══ Data in this exercise

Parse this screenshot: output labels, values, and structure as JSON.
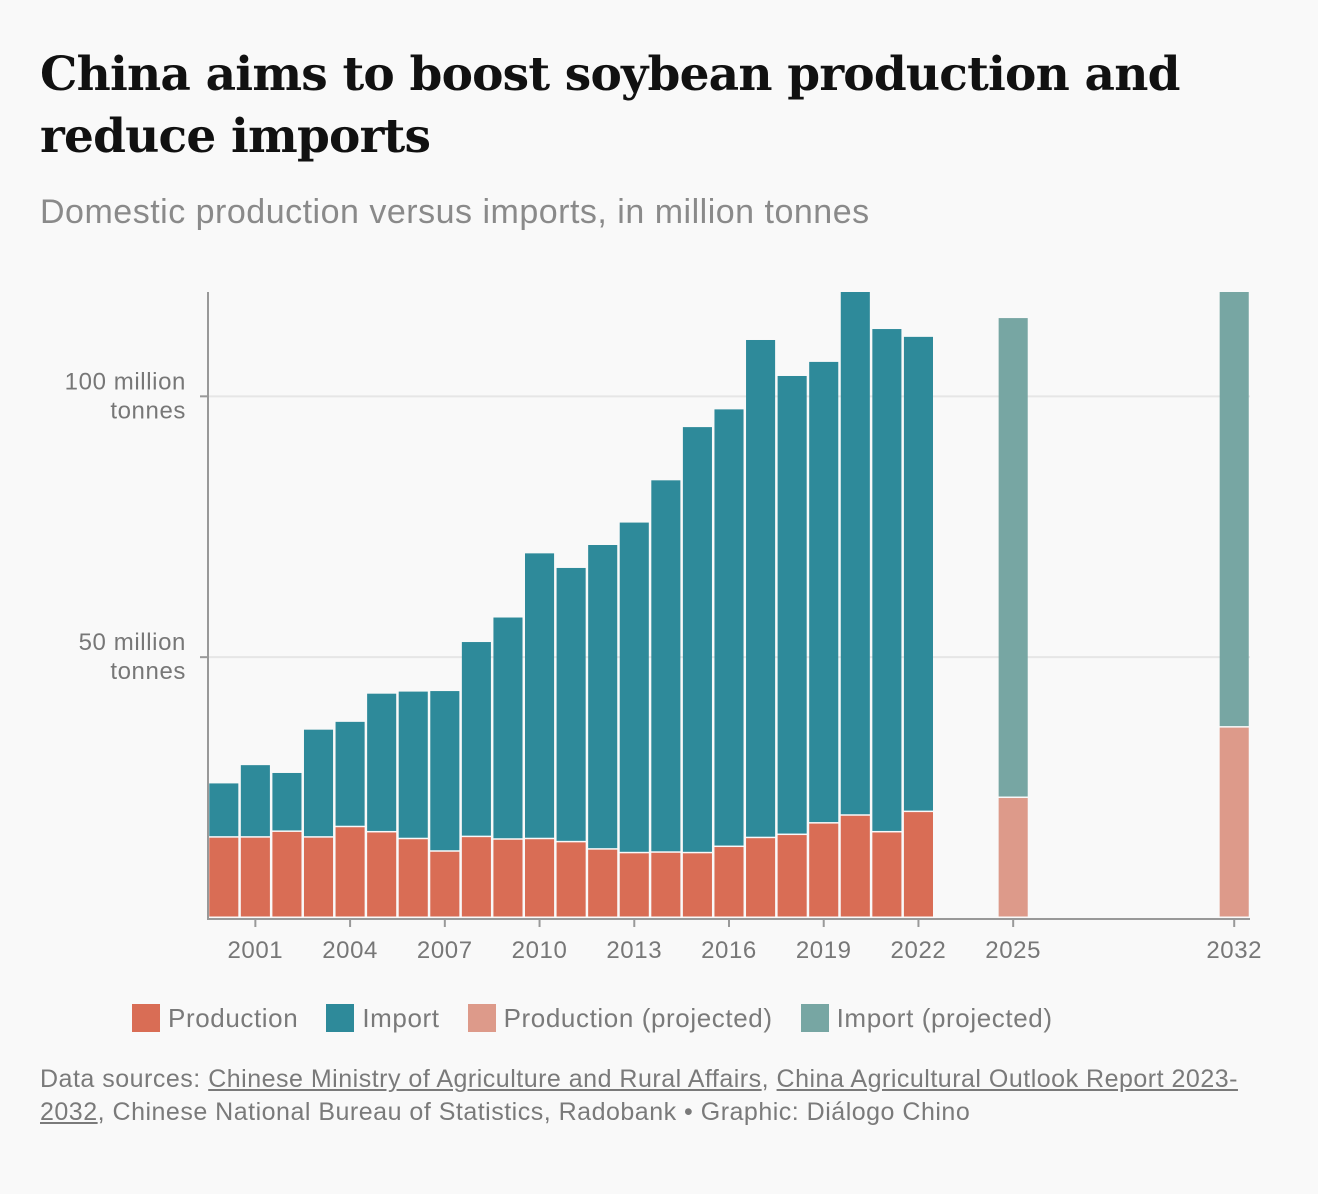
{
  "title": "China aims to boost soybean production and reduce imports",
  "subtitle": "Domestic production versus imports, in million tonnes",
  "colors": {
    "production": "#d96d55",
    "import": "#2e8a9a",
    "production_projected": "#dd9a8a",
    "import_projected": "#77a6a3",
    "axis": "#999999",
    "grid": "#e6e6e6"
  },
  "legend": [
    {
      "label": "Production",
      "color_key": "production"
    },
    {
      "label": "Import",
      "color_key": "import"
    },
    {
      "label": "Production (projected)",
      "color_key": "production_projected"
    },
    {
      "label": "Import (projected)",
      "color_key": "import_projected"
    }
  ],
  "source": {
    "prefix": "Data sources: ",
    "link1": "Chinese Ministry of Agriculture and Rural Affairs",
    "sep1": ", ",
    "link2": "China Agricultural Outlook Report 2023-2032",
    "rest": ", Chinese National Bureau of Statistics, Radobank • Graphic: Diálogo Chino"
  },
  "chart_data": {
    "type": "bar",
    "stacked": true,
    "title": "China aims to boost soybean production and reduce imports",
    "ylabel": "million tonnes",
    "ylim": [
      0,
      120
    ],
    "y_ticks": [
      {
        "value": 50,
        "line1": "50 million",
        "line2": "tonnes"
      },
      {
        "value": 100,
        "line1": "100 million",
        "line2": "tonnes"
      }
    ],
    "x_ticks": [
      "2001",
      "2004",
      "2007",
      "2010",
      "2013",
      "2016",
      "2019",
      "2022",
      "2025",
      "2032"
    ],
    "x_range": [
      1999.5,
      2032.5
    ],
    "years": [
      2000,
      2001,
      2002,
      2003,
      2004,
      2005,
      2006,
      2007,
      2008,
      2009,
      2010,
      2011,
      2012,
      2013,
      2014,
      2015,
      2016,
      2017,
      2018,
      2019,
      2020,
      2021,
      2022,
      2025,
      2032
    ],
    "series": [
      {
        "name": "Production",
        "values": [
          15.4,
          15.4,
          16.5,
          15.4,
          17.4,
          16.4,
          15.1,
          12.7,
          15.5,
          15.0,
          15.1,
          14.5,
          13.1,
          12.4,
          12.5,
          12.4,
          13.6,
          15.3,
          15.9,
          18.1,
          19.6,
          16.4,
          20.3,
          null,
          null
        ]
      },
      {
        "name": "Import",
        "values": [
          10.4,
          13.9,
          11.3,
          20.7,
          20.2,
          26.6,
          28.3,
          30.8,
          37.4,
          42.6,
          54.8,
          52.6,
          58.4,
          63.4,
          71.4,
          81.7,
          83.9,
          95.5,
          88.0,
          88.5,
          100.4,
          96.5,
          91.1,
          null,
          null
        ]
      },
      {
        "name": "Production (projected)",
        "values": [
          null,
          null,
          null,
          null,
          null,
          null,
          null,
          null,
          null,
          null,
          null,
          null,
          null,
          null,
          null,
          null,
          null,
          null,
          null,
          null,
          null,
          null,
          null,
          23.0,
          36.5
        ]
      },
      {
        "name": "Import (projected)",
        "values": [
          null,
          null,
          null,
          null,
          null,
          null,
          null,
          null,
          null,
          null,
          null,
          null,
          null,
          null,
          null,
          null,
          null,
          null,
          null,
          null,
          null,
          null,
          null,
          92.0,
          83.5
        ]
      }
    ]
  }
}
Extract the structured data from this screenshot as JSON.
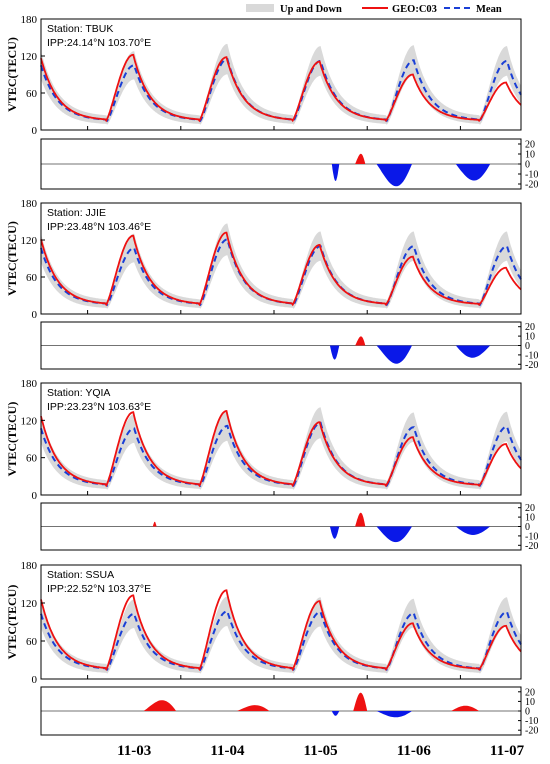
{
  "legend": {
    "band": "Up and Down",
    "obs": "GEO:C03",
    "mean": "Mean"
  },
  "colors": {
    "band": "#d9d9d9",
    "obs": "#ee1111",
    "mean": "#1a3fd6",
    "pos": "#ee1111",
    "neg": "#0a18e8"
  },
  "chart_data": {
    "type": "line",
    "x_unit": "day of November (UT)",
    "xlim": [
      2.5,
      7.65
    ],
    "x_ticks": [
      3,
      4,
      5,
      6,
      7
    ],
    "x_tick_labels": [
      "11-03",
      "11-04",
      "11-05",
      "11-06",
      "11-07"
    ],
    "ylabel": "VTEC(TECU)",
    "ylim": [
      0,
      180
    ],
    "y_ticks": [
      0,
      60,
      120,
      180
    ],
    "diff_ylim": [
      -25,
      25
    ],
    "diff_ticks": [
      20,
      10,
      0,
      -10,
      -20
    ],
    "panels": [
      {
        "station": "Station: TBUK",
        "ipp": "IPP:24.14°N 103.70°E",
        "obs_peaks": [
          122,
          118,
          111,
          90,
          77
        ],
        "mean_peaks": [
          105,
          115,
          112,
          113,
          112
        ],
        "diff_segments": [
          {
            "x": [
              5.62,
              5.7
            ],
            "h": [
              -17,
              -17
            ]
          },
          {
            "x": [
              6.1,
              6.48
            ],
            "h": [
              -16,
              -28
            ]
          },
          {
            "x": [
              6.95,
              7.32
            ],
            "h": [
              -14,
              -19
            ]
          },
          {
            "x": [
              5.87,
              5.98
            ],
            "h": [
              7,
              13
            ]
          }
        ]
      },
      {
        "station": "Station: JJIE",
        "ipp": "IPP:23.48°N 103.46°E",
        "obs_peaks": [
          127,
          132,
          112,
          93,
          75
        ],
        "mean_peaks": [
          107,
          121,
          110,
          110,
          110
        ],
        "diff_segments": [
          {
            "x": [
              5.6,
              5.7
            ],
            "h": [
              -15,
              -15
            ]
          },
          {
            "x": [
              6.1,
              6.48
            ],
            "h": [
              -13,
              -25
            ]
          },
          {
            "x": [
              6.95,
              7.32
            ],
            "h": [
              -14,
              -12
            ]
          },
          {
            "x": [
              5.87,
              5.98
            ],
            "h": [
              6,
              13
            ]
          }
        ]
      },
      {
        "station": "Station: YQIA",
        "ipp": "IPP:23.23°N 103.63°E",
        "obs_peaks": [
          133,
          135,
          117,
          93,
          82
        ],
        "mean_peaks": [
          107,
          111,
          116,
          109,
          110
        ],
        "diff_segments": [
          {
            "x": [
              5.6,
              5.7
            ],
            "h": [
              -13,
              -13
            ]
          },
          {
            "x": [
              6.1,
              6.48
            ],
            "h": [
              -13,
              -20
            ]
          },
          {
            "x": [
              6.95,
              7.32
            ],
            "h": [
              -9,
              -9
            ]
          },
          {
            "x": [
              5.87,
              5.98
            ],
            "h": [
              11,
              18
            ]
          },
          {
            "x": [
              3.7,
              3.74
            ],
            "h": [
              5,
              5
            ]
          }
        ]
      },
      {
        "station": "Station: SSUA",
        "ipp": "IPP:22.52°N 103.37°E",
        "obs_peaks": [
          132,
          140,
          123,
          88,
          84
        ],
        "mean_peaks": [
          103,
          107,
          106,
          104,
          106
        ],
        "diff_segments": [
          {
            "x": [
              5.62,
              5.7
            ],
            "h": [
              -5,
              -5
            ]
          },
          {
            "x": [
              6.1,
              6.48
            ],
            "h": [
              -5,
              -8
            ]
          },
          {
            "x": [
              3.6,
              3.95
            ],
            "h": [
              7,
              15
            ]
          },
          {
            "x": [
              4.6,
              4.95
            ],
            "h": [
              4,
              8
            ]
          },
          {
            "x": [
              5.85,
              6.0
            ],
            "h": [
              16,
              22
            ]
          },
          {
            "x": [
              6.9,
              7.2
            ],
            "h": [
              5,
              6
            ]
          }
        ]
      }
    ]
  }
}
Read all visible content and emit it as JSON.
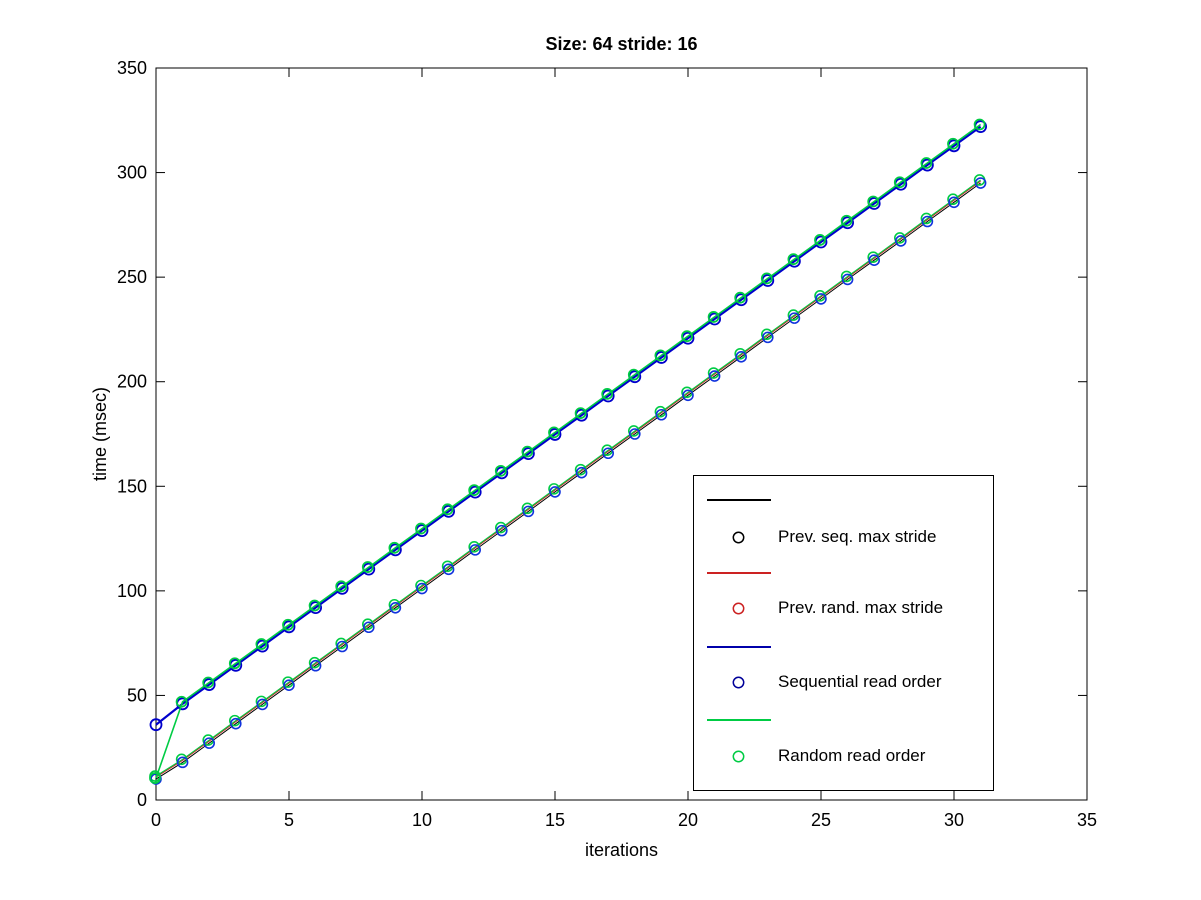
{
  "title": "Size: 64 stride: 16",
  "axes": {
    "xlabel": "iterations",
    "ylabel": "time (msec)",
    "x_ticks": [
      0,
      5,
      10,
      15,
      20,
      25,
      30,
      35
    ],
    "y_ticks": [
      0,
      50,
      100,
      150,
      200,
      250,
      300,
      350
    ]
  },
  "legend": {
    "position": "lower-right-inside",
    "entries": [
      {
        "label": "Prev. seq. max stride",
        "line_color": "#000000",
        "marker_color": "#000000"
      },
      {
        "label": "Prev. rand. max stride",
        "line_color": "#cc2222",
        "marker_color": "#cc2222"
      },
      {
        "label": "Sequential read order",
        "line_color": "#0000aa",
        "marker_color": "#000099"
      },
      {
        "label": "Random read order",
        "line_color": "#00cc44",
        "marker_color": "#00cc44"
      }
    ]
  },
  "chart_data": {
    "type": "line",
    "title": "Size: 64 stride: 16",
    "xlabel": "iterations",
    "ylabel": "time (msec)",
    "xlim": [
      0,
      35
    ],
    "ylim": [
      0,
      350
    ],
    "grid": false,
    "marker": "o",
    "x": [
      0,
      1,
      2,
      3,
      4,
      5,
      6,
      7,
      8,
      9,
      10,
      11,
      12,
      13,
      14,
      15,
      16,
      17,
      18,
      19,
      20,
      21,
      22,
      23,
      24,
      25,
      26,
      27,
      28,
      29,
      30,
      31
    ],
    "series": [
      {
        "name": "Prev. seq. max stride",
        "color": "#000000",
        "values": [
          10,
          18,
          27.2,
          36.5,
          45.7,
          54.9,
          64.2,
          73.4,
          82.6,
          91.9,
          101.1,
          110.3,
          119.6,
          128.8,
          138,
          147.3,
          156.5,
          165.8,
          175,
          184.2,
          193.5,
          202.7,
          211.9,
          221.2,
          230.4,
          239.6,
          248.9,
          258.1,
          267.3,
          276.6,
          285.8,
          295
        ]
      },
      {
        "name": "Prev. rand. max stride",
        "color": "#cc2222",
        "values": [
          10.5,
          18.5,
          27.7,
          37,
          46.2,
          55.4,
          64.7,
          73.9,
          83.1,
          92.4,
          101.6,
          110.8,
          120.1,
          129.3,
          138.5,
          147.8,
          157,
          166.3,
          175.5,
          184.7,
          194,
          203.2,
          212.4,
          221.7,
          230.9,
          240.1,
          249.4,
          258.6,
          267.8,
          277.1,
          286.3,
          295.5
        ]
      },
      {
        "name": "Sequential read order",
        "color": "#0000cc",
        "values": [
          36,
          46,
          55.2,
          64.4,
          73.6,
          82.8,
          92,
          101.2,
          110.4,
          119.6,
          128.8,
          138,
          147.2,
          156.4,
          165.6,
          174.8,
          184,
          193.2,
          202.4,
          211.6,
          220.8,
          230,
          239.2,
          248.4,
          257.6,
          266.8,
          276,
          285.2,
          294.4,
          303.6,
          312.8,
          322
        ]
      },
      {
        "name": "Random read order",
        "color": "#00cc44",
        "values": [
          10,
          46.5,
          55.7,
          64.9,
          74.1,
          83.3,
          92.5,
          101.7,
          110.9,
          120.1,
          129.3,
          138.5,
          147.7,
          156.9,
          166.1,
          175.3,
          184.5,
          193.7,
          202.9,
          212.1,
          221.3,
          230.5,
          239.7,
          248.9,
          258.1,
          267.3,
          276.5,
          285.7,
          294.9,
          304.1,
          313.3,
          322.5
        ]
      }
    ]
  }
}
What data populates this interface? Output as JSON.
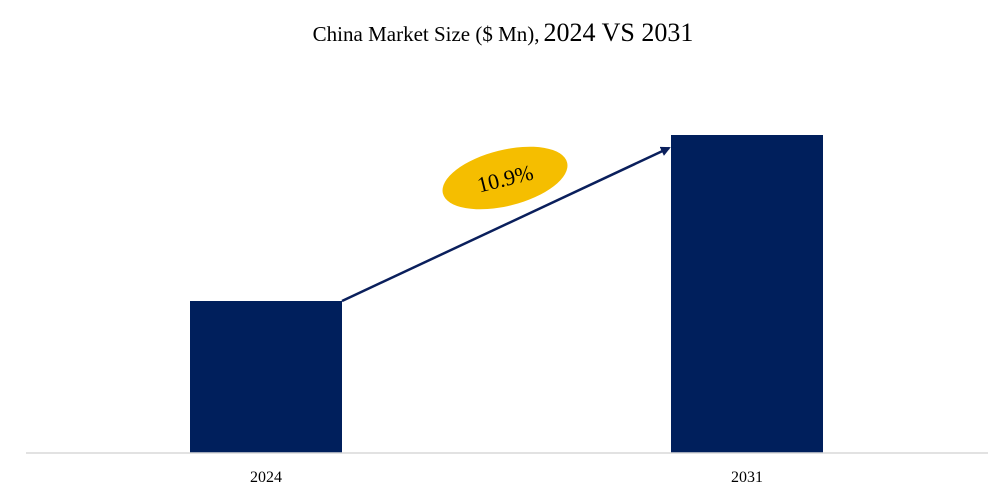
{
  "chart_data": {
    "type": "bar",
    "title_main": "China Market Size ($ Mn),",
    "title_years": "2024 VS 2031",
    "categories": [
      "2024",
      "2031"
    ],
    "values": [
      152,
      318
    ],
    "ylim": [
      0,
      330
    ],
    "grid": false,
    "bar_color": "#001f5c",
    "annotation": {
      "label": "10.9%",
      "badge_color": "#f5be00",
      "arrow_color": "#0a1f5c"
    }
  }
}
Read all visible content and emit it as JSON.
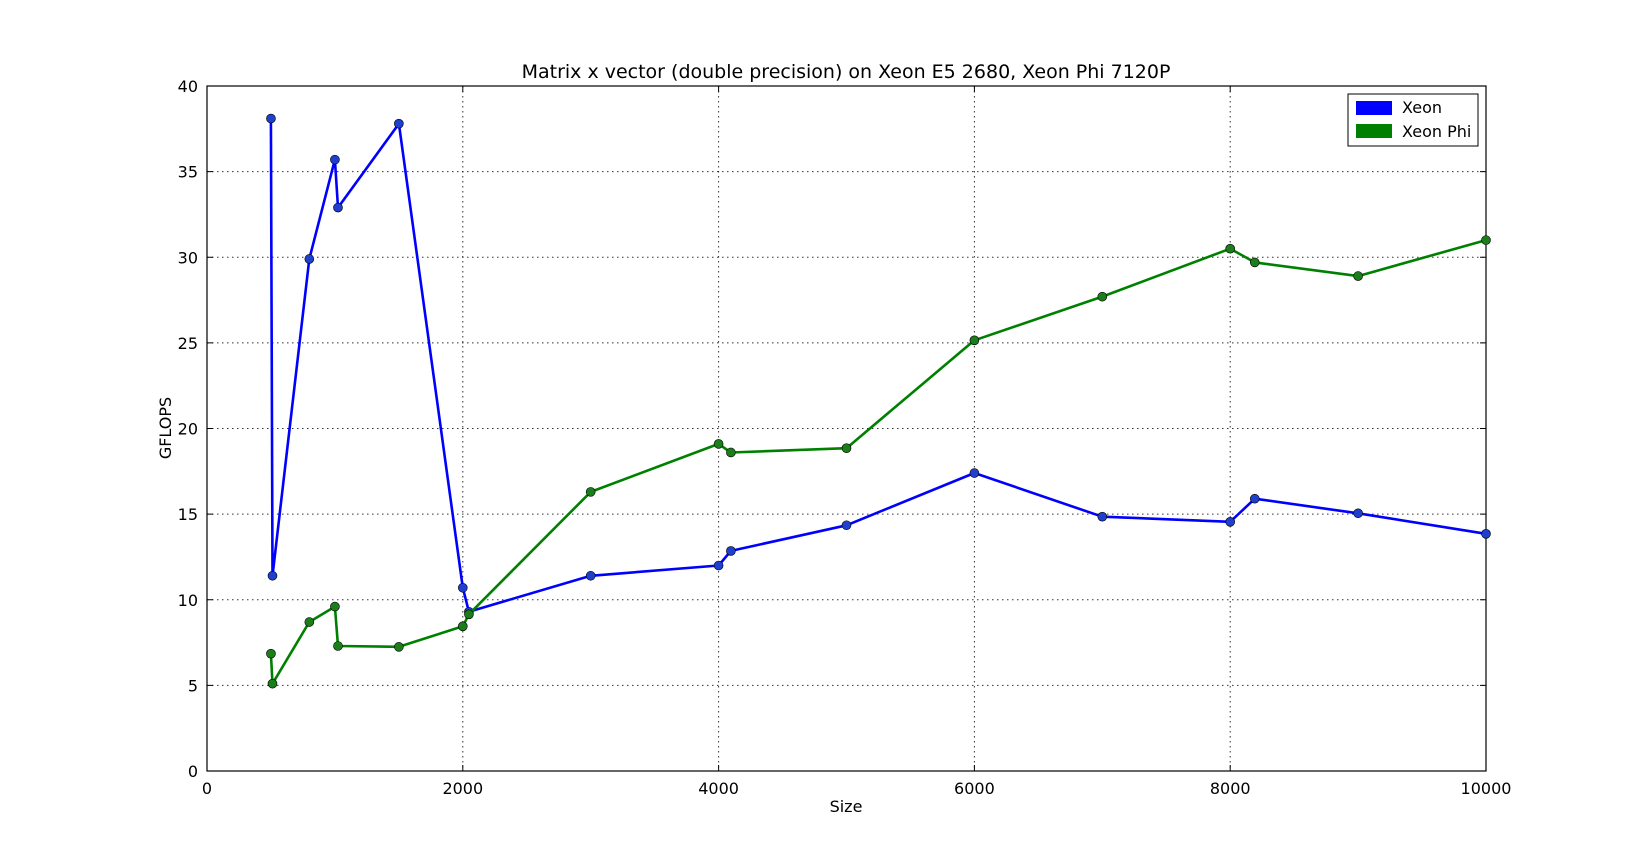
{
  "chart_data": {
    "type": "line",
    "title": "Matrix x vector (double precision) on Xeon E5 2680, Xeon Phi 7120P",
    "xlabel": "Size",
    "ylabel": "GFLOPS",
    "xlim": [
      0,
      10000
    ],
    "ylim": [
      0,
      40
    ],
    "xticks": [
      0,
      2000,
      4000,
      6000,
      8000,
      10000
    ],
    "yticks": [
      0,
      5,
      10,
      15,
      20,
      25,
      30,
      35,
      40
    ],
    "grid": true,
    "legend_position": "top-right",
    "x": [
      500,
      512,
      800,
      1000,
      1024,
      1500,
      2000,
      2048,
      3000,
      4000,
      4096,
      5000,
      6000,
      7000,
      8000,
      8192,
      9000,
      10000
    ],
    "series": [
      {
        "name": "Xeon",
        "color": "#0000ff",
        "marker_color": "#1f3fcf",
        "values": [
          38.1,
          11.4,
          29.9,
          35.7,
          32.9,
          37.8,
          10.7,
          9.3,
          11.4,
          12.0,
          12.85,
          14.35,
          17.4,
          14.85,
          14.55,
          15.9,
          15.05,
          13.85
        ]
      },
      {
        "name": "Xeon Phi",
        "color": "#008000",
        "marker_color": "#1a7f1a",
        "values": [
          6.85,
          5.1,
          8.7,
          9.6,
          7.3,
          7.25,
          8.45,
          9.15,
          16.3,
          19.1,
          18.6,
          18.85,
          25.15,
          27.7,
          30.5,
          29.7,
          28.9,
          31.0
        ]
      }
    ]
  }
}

════

Written exercise → Look through the entries and return every line where "reduce" appears.

Answer →
  "title": "China aims to boost soybean production and reduce imports",
    "title": "China aims to boost soybean production and reduce imports",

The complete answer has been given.